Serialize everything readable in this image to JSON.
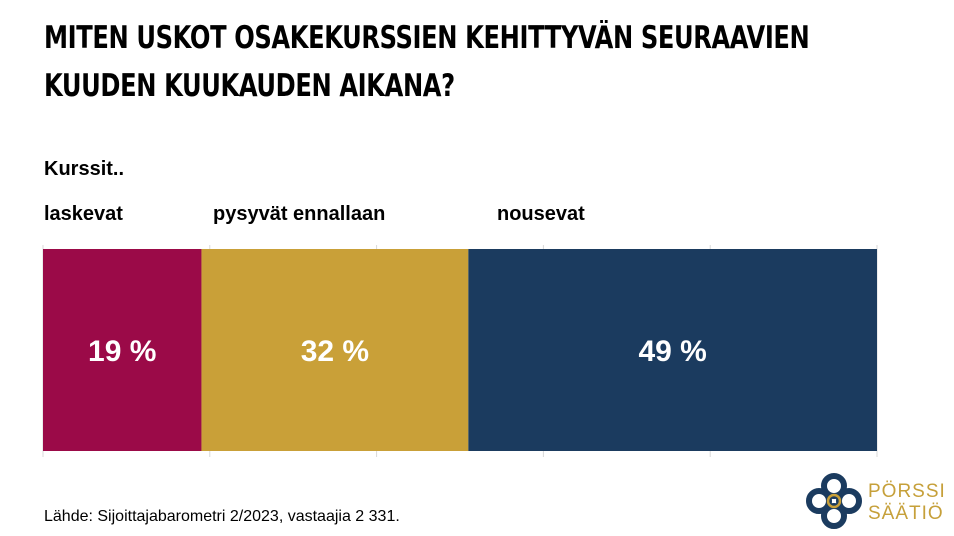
{
  "title": "MITEN USKOT OSAKEKURSSIEN KEHITTYVÄN SEURAAVIEN KUUDEN KUUKAUDEN AIKANA?",
  "subtitle": "Kurssit..",
  "source": "Lähde: Sijoittajabarometri 2/2023, vastaajia 2 331.",
  "logo": {
    "line1": "PÖRSSI",
    "line2": "SÄÄTIÖ",
    "icon": "knot-logo-icon"
  },
  "colors": {
    "laskevat": "#9b0a48",
    "pysyvat": "#c9a038",
    "nousevat": "#1b3b5f",
    "label": "#ffffff",
    "grid": "#d9d9d9"
  },
  "chart_data": {
    "type": "bar",
    "orientation": "horizontal-stacked",
    "series": [
      {
        "name": "laskevat",
        "value": 19,
        "label": "19 %"
      },
      {
        "name": "pysyvät ennallaan",
        "value": 32,
        "label": "32 %"
      },
      {
        "name": "nousevat",
        "value": 49,
        "label": "49 %"
      }
    ],
    "unit": "%",
    "xlim": [
      0,
      100
    ],
    "grid": true
  }
}
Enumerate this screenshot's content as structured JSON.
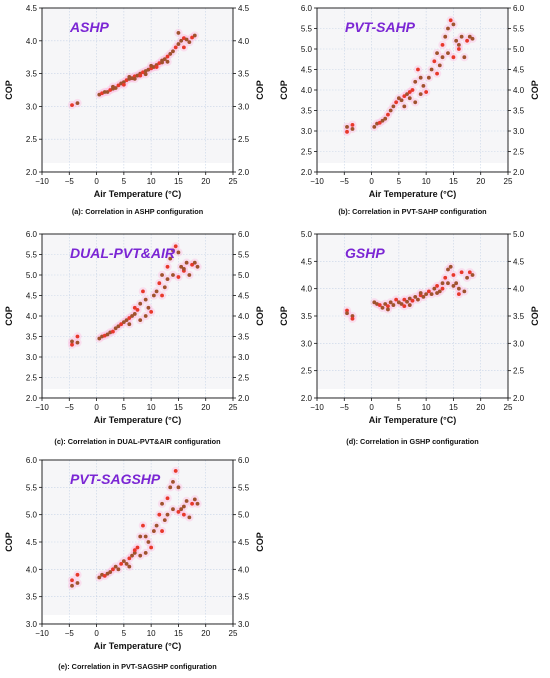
{
  "chart_data": [
    {
      "id": "a",
      "type": "scatter",
      "title": "ASHP",
      "caption": "(a): Correlation in ASHP configuration",
      "xlabel": "Air Temperature (°C)",
      "ylabel": "COP",
      "xlim": [
        -10,
        25
      ],
      "ylim": [
        2.0,
        4.5
      ],
      "xticks": [
        "−10",
        "−5",
        "0",
        "5",
        "10",
        "15",
        "20",
        "25"
      ],
      "yticks": [
        "2.0",
        "2.5",
        "3.0",
        "3.5",
        "4.0",
        "4.5"
      ],
      "grid": true,
      "colors": {
        "point": "#a0522d",
        "highlight": "#e8382a"
      },
      "points": [
        [
          -4.5,
          3.02
        ],
        [
          -3.5,
          3.05
        ],
        [
          0.5,
          3.18
        ],
        [
          1,
          3.2
        ],
        [
          1.5,
          3.22
        ],
        [
          2,
          3.22
        ],
        [
          2.5,
          3.25
        ],
        [
          3,
          3.27
        ],
        [
          3.5,
          3.28
        ],
        [
          4,
          3.32
        ],
        [
          4.5,
          3.35
        ],
        [
          5,
          3.37
        ],
        [
          5.5,
          3.4
        ],
        [
          6,
          3.42
        ],
        [
          6.5,
          3.43
        ],
        [
          7,
          3.46
        ],
        [
          7.5,
          3.47
        ],
        [
          8,
          3.5
        ],
        [
          8.5,
          3.52
        ],
        [
          9,
          3.54
        ],
        [
          9.5,
          3.56
        ],
        [
          10,
          3.58
        ],
        [
          10.5,
          3.6
        ],
        [
          11,
          3.63
        ],
        [
          11.5,
          3.66
        ],
        [
          12,
          3.7
        ],
        [
          12.5,
          3.72
        ],
        [
          13,
          3.76
        ],
        [
          13.5,
          3.8
        ],
        [
          14,
          3.84
        ],
        [
          14.5,
          3.9
        ],
        [
          15,
          3.95
        ],
        [
          15.5,
          4.0
        ],
        [
          16,
          4.04
        ],
        [
          16.5,
          4.02
        ],
        [
          17,
          3.98
        ],
        [
          17.5,
          4.05
        ],
        [
          18,
          4.08
        ],
        [
          15,
          4.12
        ],
        [
          16,
          3.9
        ],
        [
          13,
          3.68
        ],
        [
          7,
          3.42
        ],
        [
          8,
          3.47
        ],
        [
          9,
          3.49
        ],
        [
          10,
          3.62
        ],
        [
          11,
          3.6
        ],
        [
          12,
          3.67
        ],
        [
          6,
          3.45
        ],
        [
          5,
          3.33
        ],
        [
          3,
          3.3
        ]
      ]
    },
    {
      "id": "b",
      "type": "scatter",
      "title": "PVT-SAHP",
      "caption": "(b): Correlation in PVT-SAHP configuration",
      "xlabel": "Air Temperature (°C)",
      "ylabel": "COP",
      "xlim": [
        -10,
        25
      ],
      "ylim": [
        2.0,
        6.0
      ],
      "xticks": [
        "−10",
        "−5",
        "0",
        "5",
        "10",
        "15",
        "20",
        "25"
      ],
      "yticks": [
        "2.0",
        "2.5",
        "3.0",
        "3.5",
        "4.0",
        "4.5",
        "5.0",
        "5.5",
        "6.0"
      ],
      "grid": true,
      "colors": {
        "point": "#a0522d",
        "highlight": "#e8382a"
      },
      "points": [
        [
          -4.5,
          2.98
        ],
        [
          -4.5,
          3.1
        ],
        [
          -3.5,
          3.05
        ],
        [
          -3.5,
          3.15
        ],
        [
          0.5,
          3.1
        ],
        [
          1,
          3.18
        ],
        [
          1.5,
          3.2
        ],
        [
          2,
          3.25
        ],
        [
          2.5,
          3.3
        ],
        [
          3,
          3.4
        ],
        [
          3.5,
          3.5
        ],
        [
          4,
          3.6
        ],
        [
          4.5,
          3.7
        ],
        [
          5,
          3.8
        ],
        [
          5.5,
          3.75
        ],
        [
          6,
          3.85
        ],
        [
          6.5,
          3.9
        ],
        [
          7,
          3.8
        ],
        [
          7.5,
          4.0
        ],
        [
          8,
          4.2
        ],
        [
          8,
          3.7
        ],
        [
          8.5,
          4.5
        ],
        [
          9,
          3.9
        ],
        [
          9.5,
          4.1
        ],
        [
          10,
          3.95
        ],
        [
          10.5,
          4.3
        ],
        [
          11,
          4.5
        ],
        [
          11.5,
          4.7
        ],
        [
          12,
          4.9
        ],
        [
          12.5,
          4.6
        ],
        [
          13,
          5.1
        ],
        [
          13.5,
          5.3
        ],
        [
          14,
          5.5
        ],
        [
          14.5,
          5.7
        ],
        [
          15,
          5.6
        ],
        [
          15.5,
          5.2
        ],
        [
          16,
          5.0
        ],
        [
          16.5,
          5.3
        ],
        [
          17,
          4.8
        ],
        [
          17.5,
          5.2
        ],
        [
          18,
          5.3
        ],
        [
          18.5,
          5.25
        ],
        [
          12,
          4.4
        ],
        [
          13,
          4.8
        ],
        [
          14,
          4.9
        ],
        [
          15,
          4.8
        ],
        [
          16,
          5.1
        ],
        [
          9,
          4.3
        ],
        [
          7,
          3.95
        ],
        [
          6,
          3.6
        ]
      ]
    },
    {
      "id": "c",
      "type": "scatter",
      "title": "DUAL-PVT&AIR",
      "caption": "(c): Correlation in DUAL-PVT&AIR configuration",
      "xlabel": "Air Temperature (°C)",
      "ylabel": "COP",
      "xlim": [
        -10,
        25
      ],
      "ylim": [
        2.0,
        6.0
      ],
      "xticks": [
        "−10",
        "−5",
        "0",
        "5",
        "10",
        "15",
        "20",
        "25"
      ],
      "yticks": [
        "2.0",
        "2.5",
        "3.0",
        "3.5",
        "4.0",
        "4.5",
        "5.0",
        "5.5",
        "6.0"
      ],
      "grid": true,
      "colors": {
        "point": "#a0522d",
        "highlight": "#e8382a"
      },
      "points": [
        [
          -4.5,
          3.3
        ],
        [
          -4.5,
          3.38
        ],
        [
          -3.5,
          3.35
        ],
        [
          -3.5,
          3.5
        ],
        [
          0.5,
          3.45
        ],
        [
          1,
          3.5
        ],
        [
          1.5,
          3.52
        ],
        [
          2,
          3.55
        ],
        [
          2.5,
          3.6
        ],
        [
          3,
          3.62
        ],
        [
          3.5,
          3.7
        ],
        [
          4,
          3.75
        ],
        [
          4.5,
          3.8
        ],
        [
          5,
          3.85
        ],
        [
          5.5,
          3.9
        ],
        [
          6,
          3.95
        ],
        [
          6.5,
          4.0
        ],
        [
          7,
          4.05
        ],
        [
          7.5,
          4.15
        ],
        [
          8,
          4.3
        ],
        [
          8,
          3.9
        ],
        [
          8.5,
          4.6
        ],
        [
          9,
          4.0
        ],
        [
          9.5,
          4.2
        ],
        [
          10,
          4.1
        ],
        [
          10.5,
          4.5
        ],
        [
          11,
          4.6
        ],
        [
          11.5,
          4.8
        ],
        [
          12,
          5.0
        ],
        [
          12.5,
          4.7
        ],
        [
          13,
          5.2
        ],
        [
          13.5,
          5.4
        ],
        [
          14,
          5.6
        ],
        [
          14.5,
          5.7
        ],
        [
          15,
          5.55
        ],
        [
          15.5,
          5.2
        ],
        [
          16,
          5.1
        ],
        [
          16.5,
          5.3
        ],
        [
          17,
          5.0
        ],
        [
          17.5,
          5.25
        ],
        [
          18,
          5.3
        ],
        [
          18.5,
          5.2
        ],
        [
          12,
          4.5
        ],
        [
          13,
          4.9
        ],
        [
          14,
          5.0
        ],
        [
          15,
          4.95
        ],
        [
          16,
          5.15
        ],
        [
          9,
          4.4
        ],
        [
          7,
          4.2
        ],
        [
          6,
          3.8
        ]
      ]
    },
    {
      "id": "d",
      "type": "scatter",
      "title": "GSHP",
      "caption": "(d): Correlation in GSHP configuration",
      "xlabel": "Air Temperature (°C)",
      "ylabel": "COP",
      "xlim": [
        -10,
        25
      ],
      "ylim": [
        2.0,
        5.0
      ],
      "xticks": [
        "−10",
        "−5",
        "0",
        "5",
        "10",
        "15",
        "20",
        "25"
      ],
      "yticks": [
        "2.0",
        "2.5",
        "3.0",
        "3.5",
        "4.0",
        "4.5",
        "5.0"
      ],
      "grid": true,
      "colors": {
        "point": "#a0522d",
        "highlight": "#e8382a"
      },
      "points": [
        [
          -4.5,
          3.6
        ],
        [
          -4.5,
          3.55
        ],
        [
          -3.5,
          3.5
        ],
        [
          -3.5,
          3.45
        ],
        [
          0.5,
          3.75
        ],
        [
          1,
          3.72
        ],
        [
          1.5,
          3.7
        ],
        [
          2,
          3.65
        ],
        [
          2.5,
          3.72
        ],
        [
          3,
          3.68
        ],
        [
          3.5,
          3.75
        ],
        [
          4,
          3.7
        ],
        [
          4.5,
          3.8
        ],
        [
          5,
          3.75
        ],
        [
          5.5,
          3.72
        ],
        [
          6,
          3.8
        ],
        [
          6.5,
          3.76
        ],
        [
          7,
          3.82
        ],
        [
          7.5,
          3.78
        ],
        [
          8,
          3.85
        ],
        [
          8.5,
          3.8
        ],
        [
          9,
          3.88
        ],
        [
          9.5,
          3.85
        ],
        [
          10,
          3.9
        ],
        [
          10.5,
          3.95
        ],
        [
          11,
          3.9
        ],
        [
          11.5,
          4.0
        ],
        [
          12,
          4.05
        ],
        [
          12.5,
          3.95
        ],
        [
          13,
          4.1
        ],
        [
          13.5,
          4.2
        ],
        [
          14,
          4.35
        ],
        [
          14.5,
          4.4
        ],
        [
          15,
          4.25
        ],
        [
          15.5,
          4.1
        ],
        [
          16,
          4.0
        ],
        [
          16.5,
          4.3
        ],
        [
          17,
          3.95
        ],
        [
          17.5,
          4.2
        ],
        [
          18,
          4.3
        ],
        [
          18.5,
          4.25
        ],
        [
          12,
          3.92
        ],
        [
          13,
          4.0
        ],
        [
          14,
          4.1
        ],
        [
          15,
          4.05
        ],
        [
          16,
          3.9
        ],
        [
          9,
          3.92
        ],
        [
          7,
          3.7
        ],
        [
          6,
          3.68
        ],
        [
          3,
          3.62
        ]
      ]
    },
    {
      "id": "e",
      "type": "scatter",
      "title": "PVT-SAGSHP",
      "caption": "(e): Correlation in PVT-SAGSHP configuration",
      "xlabel": "Air Temperature (°C)",
      "ylabel": "COP",
      "xlim": [
        -10,
        25
      ],
      "ylim": [
        3.0,
        6.0
      ],
      "xticks": [
        "−10",
        "−5",
        "0",
        "5",
        "10",
        "15",
        "20",
        "25"
      ],
      "yticks": [
        "3.0",
        "3.5",
        "4.0",
        "4.5",
        "5.0",
        "5.5",
        "6.0"
      ],
      "grid": true,
      "colors": {
        "point": "#a0522d",
        "highlight": "#e8382a"
      },
      "points": [
        [
          -4.5,
          3.8
        ],
        [
          -4.5,
          3.7
        ],
        [
          -3.5,
          3.75
        ],
        [
          -3.5,
          3.9
        ],
        [
          0.5,
          3.85
        ],
        [
          1,
          3.9
        ],
        [
          1.5,
          3.88
        ],
        [
          2,
          3.92
        ],
        [
          2.5,
          3.95
        ],
        [
          3,
          4.0
        ],
        [
          3.5,
          4.05
        ],
        [
          4,
          4.0
        ],
        [
          4.5,
          4.1
        ],
        [
          5,
          4.15
        ],
        [
          5.5,
          4.1
        ],
        [
          6,
          4.2
        ],
        [
          6.5,
          4.25
        ],
        [
          7,
          4.3
        ],
        [
          7.5,
          4.4
        ],
        [
          8,
          4.6
        ],
        [
          8,
          4.25
        ],
        [
          8.5,
          4.8
        ],
        [
          9,
          4.3
        ],
        [
          9.5,
          4.5
        ],
        [
          10,
          4.4
        ],
        [
          10.5,
          4.7
        ],
        [
          11,
          4.8
        ],
        [
          11.5,
          5.0
        ],
        [
          12,
          5.2
        ],
        [
          12.5,
          4.9
        ],
        [
          13,
          5.3
        ],
        [
          13.5,
          5.5
        ],
        [
          14,
          5.6
        ],
        [
          14.5,
          5.8
        ],
        [
          15,
          5.5
        ],
        [
          15.5,
          5.1
        ],
        [
          16,
          5.0
        ],
        [
          16.5,
          5.25
        ],
        [
          17,
          4.95
        ],
        [
          17.5,
          5.2
        ],
        [
          18,
          5.28
        ],
        [
          18.5,
          5.2
        ],
        [
          12,
          4.7
        ],
        [
          13,
          5.0
        ],
        [
          14,
          5.1
        ],
        [
          15,
          5.05
        ],
        [
          16,
          5.15
        ],
        [
          9,
          4.6
        ],
        [
          7,
          4.35
        ],
        [
          6,
          4.05
        ]
      ]
    }
  ]
}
---
SHORT TASK
Gather all lines where the word "ASHP" appears.

EXERCISE RESULT
      "title": "ASHP",
      "caption": "(a): Correlation in ASHP configuration",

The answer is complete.